* **Aim**
Go through the records and give each one again exactly.

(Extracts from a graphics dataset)

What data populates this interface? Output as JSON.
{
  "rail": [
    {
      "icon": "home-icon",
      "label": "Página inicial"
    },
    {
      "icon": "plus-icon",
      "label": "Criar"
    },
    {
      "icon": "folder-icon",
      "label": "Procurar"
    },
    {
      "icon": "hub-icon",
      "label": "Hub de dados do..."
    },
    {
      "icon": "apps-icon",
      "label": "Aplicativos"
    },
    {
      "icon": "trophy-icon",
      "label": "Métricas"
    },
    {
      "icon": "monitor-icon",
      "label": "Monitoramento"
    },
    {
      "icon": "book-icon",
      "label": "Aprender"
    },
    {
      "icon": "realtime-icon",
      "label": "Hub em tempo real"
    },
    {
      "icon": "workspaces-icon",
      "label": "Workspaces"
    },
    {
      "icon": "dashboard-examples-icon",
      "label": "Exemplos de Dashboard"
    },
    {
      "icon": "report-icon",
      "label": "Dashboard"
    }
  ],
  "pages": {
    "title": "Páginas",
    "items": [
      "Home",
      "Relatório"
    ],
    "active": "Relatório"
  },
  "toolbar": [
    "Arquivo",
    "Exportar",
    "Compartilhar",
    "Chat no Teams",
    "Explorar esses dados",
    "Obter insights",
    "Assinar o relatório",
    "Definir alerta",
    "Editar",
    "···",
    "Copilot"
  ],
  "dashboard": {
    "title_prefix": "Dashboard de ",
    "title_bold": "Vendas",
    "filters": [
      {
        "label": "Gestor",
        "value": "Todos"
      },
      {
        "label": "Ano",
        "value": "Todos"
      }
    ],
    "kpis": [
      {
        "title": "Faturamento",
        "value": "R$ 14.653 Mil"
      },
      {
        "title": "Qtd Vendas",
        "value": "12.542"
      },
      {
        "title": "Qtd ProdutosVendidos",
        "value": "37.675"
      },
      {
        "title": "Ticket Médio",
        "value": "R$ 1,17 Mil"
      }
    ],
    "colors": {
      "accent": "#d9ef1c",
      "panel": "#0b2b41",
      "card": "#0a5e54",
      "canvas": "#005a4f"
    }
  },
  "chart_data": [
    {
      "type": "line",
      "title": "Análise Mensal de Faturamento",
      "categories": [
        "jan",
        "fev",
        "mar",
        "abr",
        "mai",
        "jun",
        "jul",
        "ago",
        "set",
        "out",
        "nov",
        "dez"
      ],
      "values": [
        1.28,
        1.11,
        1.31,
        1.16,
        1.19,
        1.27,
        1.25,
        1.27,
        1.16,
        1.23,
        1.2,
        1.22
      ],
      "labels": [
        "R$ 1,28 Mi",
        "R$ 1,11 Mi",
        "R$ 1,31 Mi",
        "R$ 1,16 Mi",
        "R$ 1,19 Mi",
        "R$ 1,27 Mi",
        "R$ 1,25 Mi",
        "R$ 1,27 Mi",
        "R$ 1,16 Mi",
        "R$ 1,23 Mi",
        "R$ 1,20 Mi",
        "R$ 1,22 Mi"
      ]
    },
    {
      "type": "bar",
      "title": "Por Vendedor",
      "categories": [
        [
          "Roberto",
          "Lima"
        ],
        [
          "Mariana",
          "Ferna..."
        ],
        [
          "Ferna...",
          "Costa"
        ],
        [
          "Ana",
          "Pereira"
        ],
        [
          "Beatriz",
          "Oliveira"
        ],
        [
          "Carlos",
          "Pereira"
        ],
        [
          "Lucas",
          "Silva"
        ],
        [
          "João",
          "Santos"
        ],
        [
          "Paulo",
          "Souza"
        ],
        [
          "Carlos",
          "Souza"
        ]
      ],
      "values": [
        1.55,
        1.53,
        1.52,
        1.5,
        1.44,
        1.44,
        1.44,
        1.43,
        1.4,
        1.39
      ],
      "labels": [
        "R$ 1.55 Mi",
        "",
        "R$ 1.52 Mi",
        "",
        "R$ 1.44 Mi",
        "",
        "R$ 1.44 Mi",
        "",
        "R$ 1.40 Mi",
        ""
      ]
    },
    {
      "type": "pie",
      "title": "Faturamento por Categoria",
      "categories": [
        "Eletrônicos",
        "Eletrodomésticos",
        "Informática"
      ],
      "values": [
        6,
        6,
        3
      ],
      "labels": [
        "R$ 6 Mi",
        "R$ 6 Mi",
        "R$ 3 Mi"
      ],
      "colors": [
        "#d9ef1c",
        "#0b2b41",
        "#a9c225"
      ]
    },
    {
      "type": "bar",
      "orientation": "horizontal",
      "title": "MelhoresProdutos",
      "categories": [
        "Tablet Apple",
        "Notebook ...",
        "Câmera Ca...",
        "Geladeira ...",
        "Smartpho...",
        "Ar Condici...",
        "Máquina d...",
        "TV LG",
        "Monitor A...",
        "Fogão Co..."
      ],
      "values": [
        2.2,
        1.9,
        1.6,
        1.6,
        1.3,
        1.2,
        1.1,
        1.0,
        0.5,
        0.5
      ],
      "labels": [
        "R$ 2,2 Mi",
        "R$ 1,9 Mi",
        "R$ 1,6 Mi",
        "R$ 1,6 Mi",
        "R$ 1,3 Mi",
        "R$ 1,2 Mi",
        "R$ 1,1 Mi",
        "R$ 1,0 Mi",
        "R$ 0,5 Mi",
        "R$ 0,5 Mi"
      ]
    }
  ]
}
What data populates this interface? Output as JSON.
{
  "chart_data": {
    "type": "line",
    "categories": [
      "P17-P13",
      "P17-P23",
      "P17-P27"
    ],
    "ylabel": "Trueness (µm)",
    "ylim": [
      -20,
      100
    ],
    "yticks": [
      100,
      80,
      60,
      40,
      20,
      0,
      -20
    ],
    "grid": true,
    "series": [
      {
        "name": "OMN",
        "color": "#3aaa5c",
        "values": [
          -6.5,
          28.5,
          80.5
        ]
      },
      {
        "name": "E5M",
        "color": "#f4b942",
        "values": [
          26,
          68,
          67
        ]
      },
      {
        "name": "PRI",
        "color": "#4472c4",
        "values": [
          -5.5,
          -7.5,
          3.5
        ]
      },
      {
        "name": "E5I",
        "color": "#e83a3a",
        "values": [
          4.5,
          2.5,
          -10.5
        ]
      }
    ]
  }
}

* **Result for this exercise**
What data populates this interface? Output as JSON.
{
  "rail": [
    {
      "icon": "home-icon",
      "label": "Página inicial"
    },
    {
      "icon": "plus-icon",
      "label": "Criar"
    },
    {
      "icon": "folder-icon",
      "label": "Procurar"
    },
    {
      "icon": "hub-icon",
      "label": "Hub de dados do..."
    },
    {
      "icon": "apps-icon",
      "label": "Aplicativos"
    },
    {
      "icon": "trophy-icon",
      "label": "Métricas"
    },
    {
      "icon": "monitor-icon",
      "label": "Monitoramento"
    },
    {
      "icon": "book-icon",
      "label": "Aprender"
    },
    {
      "icon": "realtime-icon",
      "label": "Hub em tempo real"
    },
    {
      "icon": "workspaces-icon",
      "label": "Workspaces"
    },
    {
      "icon": "dashboard-examples-icon",
      "label": "Exemplos de Dashboard"
    },
    {
      "icon": "report-icon",
      "label": "Dashboard"
    }
  ],
  "pages": {
    "title": "Páginas",
    "items": [
      "Home",
      "Relatório"
    ],
    "active": "Relatório"
  },
  "toolbar": [
    "Arquivo",
    "Exportar",
    "Compartilhar",
    "Chat no Teams",
    "Explorar esses dados",
    "Obter insights",
    "Assinar o relatório",
    "Definir alerta",
    "Editar",
    "···",
    "Copilot"
  ],
  "dashboard": {
    "title_prefix": "Dashboard de ",
    "title_bold": "Vendas",
    "filters": [
      {
        "label": "Gestor",
        "value": "Todos"
      },
      {
        "label": "Ano",
        "value": "Todos"
      }
    ],
    "kpis": [
      {
        "title": "Faturamento",
        "value": "R$ 14.653 Mil"
      },
      {
        "title": "Qtd Vendas",
        "value": "12.542"
      },
      {
        "title": "Qtd ProdutosVendidos",
        "value": "37.675"
      },
      {
        "title": "Ticket Médio",
        "value": "R$ 1,17 Mil"
      }
    ],
    "colors": {
      "accent": "#d9ef1c",
      "panel": "#0b2b41",
      "card": "#0a5e54",
      "canvas": "#005a4f"
    }
  },
  "chart_data": [
    {
      "type": "line",
      "title": "Análise Mensal de Faturamento",
      "categories": [
        "jan",
        "fev",
        "mar",
        "abr",
        "mai",
        "jun",
        "jul",
        "ago",
        "set",
        "out",
        "nov",
        "dez"
      ],
      "values": [
        1.28,
        1.11,
        1.31,
        1.16,
        1.19,
        1.27,
        1.25,
        1.27,
        1.16,
        1.23,
        1.2,
        1.22
      ],
      "labels": [
        "R$ 1,28 Mi",
        "R$ 1,11 Mi",
        "R$ 1,31 Mi",
        "R$ 1,16 Mi",
        "R$ 1,19 Mi",
        "R$ 1,27 Mi",
        "R$ 1,25 Mi",
        "R$ 1,27 Mi",
        "R$ 1,16 Mi",
        "R$ 1,23 Mi",
        "R$ 1,20 Mi",
        "R$ 1,22 Mi"
      ]
    },
    {
      "type": "bar",
      "title": "Por Vendedor",
      "categories": [
        [
          "Roberto",
          "Lima"
        ],
        [
          "Mariana",
          "Ferna..."
        ],
        [
          "Ferna...",
          "Costa"
        ],
        [
          "Ana",
          "Pereira"
        ],
        [
          "Beatriz",
          "Oliveira"
        ],
        [
          "Carlos",
          "Pereira"
        ],
        [
          "Lucas",
          "Silva"
        ],
        [
          "João",
          "Santos"
        ],
        [
          "Paulo",
          "Souza"
        ],
        [
          "Carlos",
          "Souza"
        ]
      ],
      "values": [
        1.55,
        1.53,
        1.52,
        1.5,
        1.44,
        1.44,
        1.44,
        1.43,
        1.4,
        1.39
      ],
      "labels": [
        "R$ 1.55 Mi",
        "",
        "R$ 1.52 Mi",
        "",
        "R$ 1.44 Mi",
        "",
        "R$ 1.44 Mi",
        "",
        "R$ 1.40 Mi",
        ""
      ]
    },
    {
      "type": "pie",
      "title": "Faturamento por Categoria",
      "categories": [
        "Eletrônicos",
        "Eletrodomésticos",
        "Informática"
      ],
      "values": [
        6,
        6,
        3
      ],
      "labels": [
        "R$ 6 Mi",
        "R$ 6 Mi",
        "R$ 3 Mi"
      ],
      "colors": [
        "#d9ef1c",
        "#0b2b41",
        "#a9c225"
      ]
    },
    {
      "type": "bar",
      "orientation": "horizontal",
      "title": "MelhoresProdutos",
      "categories": [
        "Tablet Apple",
        "Notebook ...",
        "Câmera Ca...",
        "Geladeira ...",
        "Smartpho...",
        "Ar Condici...",
        "Máquina d...",
        "TV LG",
        "Monitor A...",
        "Fogão Co..."
      ],
      "values": [
        2.2,
        1.9,
        1.6,
        1.6,
        1.3,
        1.2,
        1.1,
        1.0,
        0.5,
        0.5
      ],
      "labels": [
        "R$ 2,2 Mi",
        "R$ 1,9 Mi",
        "R$ 1,6 Mi",
        "R$ 1,6 Mi",
        "R$ 1,3 Mi",
        "R$ 1,2 Mi",
        "R$ 1,1 Mi",
        "R$ 1,0 Mi",
        "R$ 0,5 Mi",
        "R$ 0,5 Mi"
      ]
    }
  ]
}
What data populates this interface? Output as JSON.
{
  "chart_data": {
    "type": "line",
    "categories": [
      "P17-P13",
      "P17-P23",
      "P17-P27"
    ],
    "ylabel": "Trueness (µm)",
    "ylim": [
      -20,
      100
    ],
    "yticks": [
      100,
      80,
      60,
      40,
      20,
      0,
      -20
    ],
    "grid": true,
    "series": [
      {
        "name": "OMN",
        "color": "#3aaa5c",
        "values": [
          -6.5,
          28.5,
          80.5
        ]
      },
      {
        "name": "E5M",
        "color": "#f4b942",
        "values": [
          26,
          68,
          67
        ]
      },
      {
        "name": "PRI",
        "color": "#4472c4",
        "values": [
          -5.5,
          -7.5,
          3.5
        ]
      },
      {
        "name": "E5I",
        "color": "#e83a3a",
        "values": [
          4.5,
          2.5,
          -10.5
        ]
      }
    ]
  }
}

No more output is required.